■ **Source records**
— start —
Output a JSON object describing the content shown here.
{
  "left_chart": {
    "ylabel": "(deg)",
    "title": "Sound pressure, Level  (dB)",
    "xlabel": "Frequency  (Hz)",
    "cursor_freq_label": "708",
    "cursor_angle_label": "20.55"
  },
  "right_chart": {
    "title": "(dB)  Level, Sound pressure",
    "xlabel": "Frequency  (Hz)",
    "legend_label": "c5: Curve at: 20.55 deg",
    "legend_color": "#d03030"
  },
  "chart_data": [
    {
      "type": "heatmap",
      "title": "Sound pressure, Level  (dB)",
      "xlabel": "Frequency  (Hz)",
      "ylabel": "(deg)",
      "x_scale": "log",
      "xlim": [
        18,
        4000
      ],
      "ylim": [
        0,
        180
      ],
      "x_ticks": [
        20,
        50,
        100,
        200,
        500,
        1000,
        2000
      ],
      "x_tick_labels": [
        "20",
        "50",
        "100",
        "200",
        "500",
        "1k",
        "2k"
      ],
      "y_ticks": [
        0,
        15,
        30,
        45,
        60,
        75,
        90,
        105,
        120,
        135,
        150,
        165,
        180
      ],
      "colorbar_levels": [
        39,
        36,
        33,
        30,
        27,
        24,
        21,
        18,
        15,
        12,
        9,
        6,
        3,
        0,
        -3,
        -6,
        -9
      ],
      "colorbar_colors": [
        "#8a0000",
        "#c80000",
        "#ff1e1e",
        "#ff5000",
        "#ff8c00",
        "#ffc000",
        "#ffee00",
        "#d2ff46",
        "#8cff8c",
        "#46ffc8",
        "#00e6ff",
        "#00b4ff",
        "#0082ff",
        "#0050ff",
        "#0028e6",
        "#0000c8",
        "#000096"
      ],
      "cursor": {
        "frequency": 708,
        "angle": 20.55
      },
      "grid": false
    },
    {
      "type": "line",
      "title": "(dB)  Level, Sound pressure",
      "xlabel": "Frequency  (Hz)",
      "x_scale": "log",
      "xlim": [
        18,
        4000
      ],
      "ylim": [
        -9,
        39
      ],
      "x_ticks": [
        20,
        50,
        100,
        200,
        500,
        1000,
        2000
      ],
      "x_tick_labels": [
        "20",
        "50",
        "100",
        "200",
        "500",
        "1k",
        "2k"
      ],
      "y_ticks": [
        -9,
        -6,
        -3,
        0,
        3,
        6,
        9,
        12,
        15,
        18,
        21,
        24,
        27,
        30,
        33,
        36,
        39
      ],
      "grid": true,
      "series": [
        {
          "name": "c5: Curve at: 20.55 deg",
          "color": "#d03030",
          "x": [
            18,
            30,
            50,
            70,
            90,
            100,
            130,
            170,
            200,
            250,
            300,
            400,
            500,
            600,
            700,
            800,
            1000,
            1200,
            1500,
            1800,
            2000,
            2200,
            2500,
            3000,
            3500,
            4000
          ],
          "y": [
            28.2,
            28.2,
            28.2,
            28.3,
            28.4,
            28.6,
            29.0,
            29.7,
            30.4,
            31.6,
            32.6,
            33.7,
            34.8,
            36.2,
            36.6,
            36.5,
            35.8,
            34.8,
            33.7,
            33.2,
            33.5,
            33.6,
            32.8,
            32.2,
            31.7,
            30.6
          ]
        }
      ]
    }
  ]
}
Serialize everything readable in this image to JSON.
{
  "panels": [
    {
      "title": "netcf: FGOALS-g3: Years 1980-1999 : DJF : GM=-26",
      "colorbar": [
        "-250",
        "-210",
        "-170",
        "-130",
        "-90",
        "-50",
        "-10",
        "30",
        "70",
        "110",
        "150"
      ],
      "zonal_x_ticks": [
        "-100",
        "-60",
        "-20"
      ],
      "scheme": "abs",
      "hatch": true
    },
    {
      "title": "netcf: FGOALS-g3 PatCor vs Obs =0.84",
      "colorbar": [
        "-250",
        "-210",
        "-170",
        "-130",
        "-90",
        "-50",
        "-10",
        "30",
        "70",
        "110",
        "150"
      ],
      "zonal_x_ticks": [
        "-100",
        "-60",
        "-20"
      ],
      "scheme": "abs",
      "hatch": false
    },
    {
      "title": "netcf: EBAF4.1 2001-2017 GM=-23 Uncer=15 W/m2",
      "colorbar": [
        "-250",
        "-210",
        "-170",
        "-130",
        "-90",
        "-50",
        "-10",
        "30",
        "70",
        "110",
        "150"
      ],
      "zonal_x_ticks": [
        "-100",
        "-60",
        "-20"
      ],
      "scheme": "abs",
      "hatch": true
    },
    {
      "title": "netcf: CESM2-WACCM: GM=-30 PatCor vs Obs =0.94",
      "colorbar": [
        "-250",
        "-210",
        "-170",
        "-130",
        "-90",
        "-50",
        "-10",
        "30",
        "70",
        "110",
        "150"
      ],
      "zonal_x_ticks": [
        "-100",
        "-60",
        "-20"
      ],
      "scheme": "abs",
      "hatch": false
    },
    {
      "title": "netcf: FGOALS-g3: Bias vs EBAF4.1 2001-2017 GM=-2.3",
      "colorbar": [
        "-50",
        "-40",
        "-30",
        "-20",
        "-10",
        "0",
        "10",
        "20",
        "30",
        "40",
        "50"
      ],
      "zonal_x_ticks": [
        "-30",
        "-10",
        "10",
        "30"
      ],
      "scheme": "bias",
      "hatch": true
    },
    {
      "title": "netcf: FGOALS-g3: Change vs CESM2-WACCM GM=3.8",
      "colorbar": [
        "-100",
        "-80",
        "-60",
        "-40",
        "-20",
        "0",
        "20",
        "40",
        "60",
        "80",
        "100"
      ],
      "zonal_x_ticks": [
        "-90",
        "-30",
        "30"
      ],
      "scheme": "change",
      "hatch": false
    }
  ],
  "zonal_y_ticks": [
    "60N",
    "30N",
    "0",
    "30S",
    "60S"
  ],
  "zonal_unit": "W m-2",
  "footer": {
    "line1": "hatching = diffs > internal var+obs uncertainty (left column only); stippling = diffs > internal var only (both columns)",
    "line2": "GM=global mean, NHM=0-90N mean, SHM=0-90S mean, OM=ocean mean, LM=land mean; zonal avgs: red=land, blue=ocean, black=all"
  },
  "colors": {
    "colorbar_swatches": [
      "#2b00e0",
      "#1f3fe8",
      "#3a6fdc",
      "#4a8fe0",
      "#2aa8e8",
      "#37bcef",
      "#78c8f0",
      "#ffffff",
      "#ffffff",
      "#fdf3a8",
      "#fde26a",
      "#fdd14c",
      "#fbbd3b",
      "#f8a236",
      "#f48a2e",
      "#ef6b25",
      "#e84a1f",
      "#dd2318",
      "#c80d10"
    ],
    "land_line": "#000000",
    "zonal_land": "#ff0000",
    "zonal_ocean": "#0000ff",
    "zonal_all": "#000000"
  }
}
— end —
■ **Written task**
The listing above must be transcribed exactly, line by line.

■ **Solved exercise**
Output a JSON object describing the content shown here.
{
  "left_chart": {
    "ylabel": "(deg)",
    "title": "Sound pressure, Level  (dB)",
    "xlabel": "Frequency  (Hz)",
    "cursor_freq_label": "708",
    "cursor_angle_label": "20.55"
  },
  "right_chart": {
    "title": "(dB)  Level, Sound pressure",
    "xlabel": "Frequency  (Hz)",
    "legend_label": "c5: Curve at: 20.55 deg",
    "legend_color": "#d03030"
  },
  "chart_data": [
    {
      "type": "heatmap",
      "title": "Sound pressure, Level  (dB)",
      "xlabel": "Frequency  (Hz)",
      "ylabel": "(deg)",
      "x_scale": "log",
      "xlim": [
        18,
        4000
      ],
      "ylim": [
        0,
        180
      ],
      "x_ticks": [
        20,
        50,
        100,
        200,
        500,
        1000,
        2000
      ],
      "x_tick_labels": [
        "20",
        "50",
        "100",
        "200",
        "500",
        "1k",
        "2k"
      ],
      "y_ticks": [
        0,
        15,
        30,
        45,
        60,
        75,
        90,
        105,
        120,
        135,
        150,
        165,
        180
      ],
      "colorbar_levels": [
        39,
        36,
        33,
        30,
        27,
        24,
        21,
        18,
        15,
        12,
        9,
        6,
        3,
        0,
        -3,
        -6,
        -9
      ],
      "colorbar_colors": [
        "#8a0000",
        "#c80000",
        "#ff1e1e",
        "#ff5000",
        "#ff8c00",
        "#ffc000",
        "#ffee00",
        "#d2ff46",
        "#8cff8c",
        "#46ffc8",
        "#00e6ff",
        "#00b4ff",
        "#0082ff",
        "#0050ff",
        "#0028e6",
        "#0000c8",
        "#000096"
      ],
      "cursor": {
        "frequency": 708,
        "angle": 20.55
      },
      "grid": false
    },
    {
      "type": "line",
      "title": "(dB)  Level, Sound pressure",
      "xlabel": "Frequency  (Hz)",
      "x_scale": "log",
      "xlim": [
        18,
        4000
      ],
      "ylim": [
        -9,
        39
      ],
      "x_ticks": [
        20,
        50,
        100,
        200,
        500,
        1000,
        2000
      ],
      "x_tick_labels": [
        "20",
        "50",
        "100",
        "200",
        "500",
        "1k",
        "2k"
      ],
      "y_ticks": [
        -9,
        -6,
        -3,
        0,
        3,
        6,
        9,
        12,
        15,
        18,
        21,
        24,
        27,
        30,
        33,
        36,
        39
      ],
      "grid": true,
      "series": [
        {
          "name": "c5: Curve at: 20.55 deg",
          "color": "#d03030",
          "x": [
            18,
            30,
            50,
            70,
            90,
            100,
            130,
            170,
            200,
            250,
            300,
            400,
            500,
            600,
            700,
            800,
            1000,
            1200,
            1500,
            1800,
            2000,
            2200,
            2500,
            3000,
            3500,
            4000
          ],
          "y": [
            28.2,
            28.2,
            28.2,
            28.3,
            28.4,
            28.6,
            29.0,
            29.7,
            30.4,
            31.6,
            32.6,
            33.7,
            34.8,
            36.2,
            36.6,
            36.5,
            35.8,
            34.8,
            33.7,
            33.2,
            33.5,
            33.6,
            32.8,
            32.2,
            31.7,
            30.6
          ]
        }
      ]
    }
  ]
}
Serialize everything readable in this image to JSON.
{
  "panels": [
    {
      "title": "netcf: FGOALS-g3: Years 1980-1999 : DJF : GM=-26",
      "colorbar": [
        "-250",
        "-210",
        "-170",
        "-130",
        "-90",
        "-50",
        "-10",
        "30",
        "70",
        "110",
        "150"
      ],
      "zonal_x_ticks": [
        "-100",
        "-60",
        "-20"
      ],
      "scheme": "abs",
      "hatch": true
    },
    {
      "title": "netcf: FGOALS-g3 PatCor vs Obs =0.84",
      "colorbar": [
        "-250",
        "-210",
        "-170",
        "-130",
        "-90",
        "-50",
        "-10",
        "30",
        "70",
        "110",
        "150"
      ],
      "zonal_x_ticks": [
        "-100",
        "-60",
        "-20"
      ],
      "scheme": "abs",
      "hatch": false
    },
    {
      "title": "netcf: EBAF4.1 2001-2017 GM=-23 Uncer=15 W/m2",
      "colorbar": [
        "-250",
        "-210",
        "-170",
        "-130",
        "-90",
        "-50",
        "-10",
        "30",
        "70",
        "110",
        "150"
      ],
      "zonal_x_ticks": [
        "-100",
        "-60",
        "-20"
      ],
      "scheme": "abs",
      "hatch": true
    },
    {
      "title": "netcf: CESM2-WACCM: GM=-30 PatCor vs Obs =0.94",
      "colorbar": [
        "-250",
        "-210",
        "-170",
        "-130",
        "-90",
        "-50",
        "-10",
        "30",
        "70",
        "110",
        "150"
      ],
      "zonal_x_ticks": [
        "-100",
        "-60",
        "-20"
      ],
      "scheme": "abs",
      "hatch": false
    },
    {
      "title": "netcf: FGOALS-g3: Bias vs EBAF4.1 2001-2017 GM=-2.3",
      "colorbar": [
        "-50",
        "-40",
        "-30",
        "-20",
        "-10",
        "0",
        "10",
        "20",
        "30",
        "40",
        "50"
      ],
      "zonal_x_ticks": [
        "-30",
        "-10",
        "10",
        "30"
      ],
      "scheme": "bias",
      "hatch": true
    },
    {
      "title": "netcf: FGOALS-g3: Change vs CESM2-WACCM GM=3.8",
      "colorbar": [
        "-100",
        "-80",
        "-60",
        "-40",
        "-20",
        "0",
        "20",
        "40",
        "60",
        "80",
        "100"
      ],
      "zonal_x_ticks": [
        "-90",
        "-30",
        "30"
      ],
      "scheme": "change",
      "hatch": false
    }
  ],
  "zonal_y_ticks": [
    "60N",
    "30N",
    "0",
    "30S",
    "60S"
  ],
  "zonal_unit": "W m-2",
  "footer": {
    "line1": "hatching = diffs > internal var+obs uncertainty (left column only); stippling = diffs > internal var only (both columns)",
    "line2": "GM=global mean, NHM=0-90N mean, SHM=0-90S mean, OM=ocean mean, LM=land mean; zonal avgs: red=land, blue=ocean, black=all"
  },
  "colors": {
    "colorbar_swatches": [
      "#2b00e0",
      "#1f3fe8",
      "#3a6fdc",
      "#4a8fe0",
      "#2aa8e8",
      "#37bcef",
      "#78c8f0",
      "#ffffff",
      "#ffffff",
      "#fdf3a8",
      "#fde26a",
      "#fdd14c",
      "#fbbd3b",
      "#f8a236",
      "#f48a2e",
      "#ef6b25",
      "#e84a1f",
      "#dd2318",
      "#c80d10"
    ],
    "land_line": "#000000",
    "zonal_land": "#ff0000",
    "zonal_ocean": "#0000ff",
    "zonal_all": "#000000"
  }
}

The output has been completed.